**Extract provided**

------------

Love’s holiday is nearly here, and we are combining both restaurants for one giant celebration of all of your big hearts.
Join us for seatings at 5, 7 and 9 o’clock for three courses of extravagance, plus complimentary Champagne.
The meal involves optional wine pairings and supplements as well. $110 per person. While the meal, service and experience is identical in both restaurants, please make reservations at your preferred location (note: the two restaurants are physically connected to each other).
Visit the websites, blackcatboulder.com or brambleandhare.com to secure seating, or call Black Cat at 303-444-5500, or Bramble & Hare at 303-444-9110.
It’s a treasured tradition at our restaurants. We look forward to making it special for you.
Cold Snaps Benefit Soil, Crops and Livestock
We didn’t get Polar Vortexed in Colorado, like they did in the Upper Midwest. But we shivered into Subzero Land for a spell earlier this month, and while it didn’t exactly turn the farming part of our lives into a knee-slapping jolly time we are not complaining.

------------

[Document understanding data]

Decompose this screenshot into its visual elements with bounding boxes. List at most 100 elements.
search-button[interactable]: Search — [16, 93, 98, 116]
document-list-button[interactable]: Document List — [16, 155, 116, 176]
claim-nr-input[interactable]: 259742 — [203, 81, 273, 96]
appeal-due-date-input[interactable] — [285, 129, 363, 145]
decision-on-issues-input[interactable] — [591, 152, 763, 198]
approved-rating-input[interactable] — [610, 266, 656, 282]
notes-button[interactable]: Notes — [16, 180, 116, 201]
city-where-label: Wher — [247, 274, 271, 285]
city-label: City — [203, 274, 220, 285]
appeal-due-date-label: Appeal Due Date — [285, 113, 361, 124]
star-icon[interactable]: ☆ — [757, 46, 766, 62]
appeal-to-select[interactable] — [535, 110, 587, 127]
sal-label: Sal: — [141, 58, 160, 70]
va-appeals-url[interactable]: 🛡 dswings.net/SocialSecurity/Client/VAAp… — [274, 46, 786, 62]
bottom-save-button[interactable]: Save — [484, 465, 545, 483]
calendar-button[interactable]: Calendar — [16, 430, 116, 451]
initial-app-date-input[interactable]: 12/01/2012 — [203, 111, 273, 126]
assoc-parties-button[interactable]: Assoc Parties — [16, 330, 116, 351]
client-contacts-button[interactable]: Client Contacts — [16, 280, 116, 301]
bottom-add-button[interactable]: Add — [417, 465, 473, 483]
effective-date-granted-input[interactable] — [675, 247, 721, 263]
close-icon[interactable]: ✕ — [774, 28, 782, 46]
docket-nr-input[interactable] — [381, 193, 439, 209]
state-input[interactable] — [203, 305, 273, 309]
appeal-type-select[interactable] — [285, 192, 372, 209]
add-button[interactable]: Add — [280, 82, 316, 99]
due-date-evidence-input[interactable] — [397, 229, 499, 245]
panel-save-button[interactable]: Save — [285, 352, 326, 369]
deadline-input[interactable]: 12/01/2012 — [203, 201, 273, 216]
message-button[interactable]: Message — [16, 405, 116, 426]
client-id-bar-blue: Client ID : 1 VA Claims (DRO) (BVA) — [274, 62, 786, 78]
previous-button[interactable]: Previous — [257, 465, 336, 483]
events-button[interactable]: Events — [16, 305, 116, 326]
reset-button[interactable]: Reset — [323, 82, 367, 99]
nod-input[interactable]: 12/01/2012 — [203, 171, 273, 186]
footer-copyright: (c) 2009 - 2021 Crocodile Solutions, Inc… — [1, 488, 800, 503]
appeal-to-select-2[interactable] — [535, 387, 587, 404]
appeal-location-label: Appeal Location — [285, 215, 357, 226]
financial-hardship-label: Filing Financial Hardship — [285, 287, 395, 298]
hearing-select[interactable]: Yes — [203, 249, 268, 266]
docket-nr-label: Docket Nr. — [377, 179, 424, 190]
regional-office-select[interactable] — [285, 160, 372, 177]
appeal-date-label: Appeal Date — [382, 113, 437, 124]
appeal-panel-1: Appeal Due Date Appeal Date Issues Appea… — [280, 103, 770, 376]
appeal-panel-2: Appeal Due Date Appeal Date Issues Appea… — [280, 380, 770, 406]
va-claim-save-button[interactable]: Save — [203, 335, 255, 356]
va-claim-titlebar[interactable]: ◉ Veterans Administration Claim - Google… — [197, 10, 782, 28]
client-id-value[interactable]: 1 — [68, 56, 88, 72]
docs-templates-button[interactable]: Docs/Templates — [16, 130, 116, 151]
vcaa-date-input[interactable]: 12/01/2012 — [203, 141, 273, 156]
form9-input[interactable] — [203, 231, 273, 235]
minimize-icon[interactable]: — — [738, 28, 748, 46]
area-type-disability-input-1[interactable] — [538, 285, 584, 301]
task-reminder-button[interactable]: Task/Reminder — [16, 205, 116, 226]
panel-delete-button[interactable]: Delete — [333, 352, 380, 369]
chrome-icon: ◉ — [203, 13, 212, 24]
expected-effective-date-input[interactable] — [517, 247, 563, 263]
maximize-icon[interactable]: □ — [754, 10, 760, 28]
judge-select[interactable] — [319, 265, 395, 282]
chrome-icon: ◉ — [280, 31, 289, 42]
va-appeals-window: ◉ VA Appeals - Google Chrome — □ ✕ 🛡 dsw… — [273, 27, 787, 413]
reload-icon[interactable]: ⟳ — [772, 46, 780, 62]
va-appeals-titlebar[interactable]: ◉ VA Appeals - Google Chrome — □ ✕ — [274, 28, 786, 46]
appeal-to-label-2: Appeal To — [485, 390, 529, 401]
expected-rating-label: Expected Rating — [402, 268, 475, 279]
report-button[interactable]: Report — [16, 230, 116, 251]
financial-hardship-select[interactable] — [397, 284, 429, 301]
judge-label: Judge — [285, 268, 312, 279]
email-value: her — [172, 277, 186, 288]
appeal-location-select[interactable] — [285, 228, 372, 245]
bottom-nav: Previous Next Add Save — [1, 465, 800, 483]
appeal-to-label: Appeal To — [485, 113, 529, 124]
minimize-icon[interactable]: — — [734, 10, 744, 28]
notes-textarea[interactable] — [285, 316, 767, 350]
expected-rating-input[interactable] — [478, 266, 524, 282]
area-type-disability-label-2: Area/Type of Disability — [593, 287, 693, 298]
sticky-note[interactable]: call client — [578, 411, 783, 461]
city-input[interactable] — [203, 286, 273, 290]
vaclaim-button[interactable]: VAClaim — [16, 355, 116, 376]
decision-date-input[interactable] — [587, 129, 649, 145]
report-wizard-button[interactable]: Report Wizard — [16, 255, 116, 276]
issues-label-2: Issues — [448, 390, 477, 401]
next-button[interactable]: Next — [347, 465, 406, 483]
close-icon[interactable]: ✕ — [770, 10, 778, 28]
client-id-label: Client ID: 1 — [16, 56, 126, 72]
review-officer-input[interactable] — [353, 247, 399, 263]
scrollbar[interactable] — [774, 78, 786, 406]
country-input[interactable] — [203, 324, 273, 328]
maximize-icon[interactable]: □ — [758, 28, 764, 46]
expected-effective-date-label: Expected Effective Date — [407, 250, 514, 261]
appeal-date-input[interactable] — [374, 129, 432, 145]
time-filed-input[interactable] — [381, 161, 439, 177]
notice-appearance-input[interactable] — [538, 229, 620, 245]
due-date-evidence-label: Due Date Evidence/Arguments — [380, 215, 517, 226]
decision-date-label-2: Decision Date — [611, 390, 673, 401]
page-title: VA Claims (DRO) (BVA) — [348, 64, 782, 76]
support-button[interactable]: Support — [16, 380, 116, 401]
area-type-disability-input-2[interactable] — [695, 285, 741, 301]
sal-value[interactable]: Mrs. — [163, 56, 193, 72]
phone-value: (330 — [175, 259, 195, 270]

------------

**Questions**
[1] Please update the restaurant newsletter, starting at "It’s a treasured" and ending at "are not complaining.", with "Colorado" changed to "Boulder".
[2] According to the restaurant newsletter, how much does the holiday meal cost?
[3] Based on the restaurant newsletter, decide whether each statement is true, answering yes or no and quoting the words that settle it.
(a) The two restaurants are physically connected.
(b) The meal and service differ between the two restaurants.
(c) Colorado got Polar Vortexed like the Upper Midwest.
The lines come from a separate source unrelated to the restaurant newsletter.

**Responses per task**
[1]
It’s a treasured tradition at our restaurants. We look forward to making it special for you.
Cold Snaps Benefit Soil, Crops and Livestock
We didn’t get Polar Vortexed in Boulder, like they did in the Upper Midwest. But we shivered into Subzero Land for a spell earlier this month, and while it didn’t exactly turn the farming part of our lives into a knee-slapping jolly time we are not complaining.

[2] $110 per person.

[3]
(a) Yes: "the two restaurants are physically connected to each other"
(b) No: "the meal, service and experience is identical in both restaurants"
(c) No: "We didn’t get Polar Vortexed in Colorado, like they did in the Upper Midwest."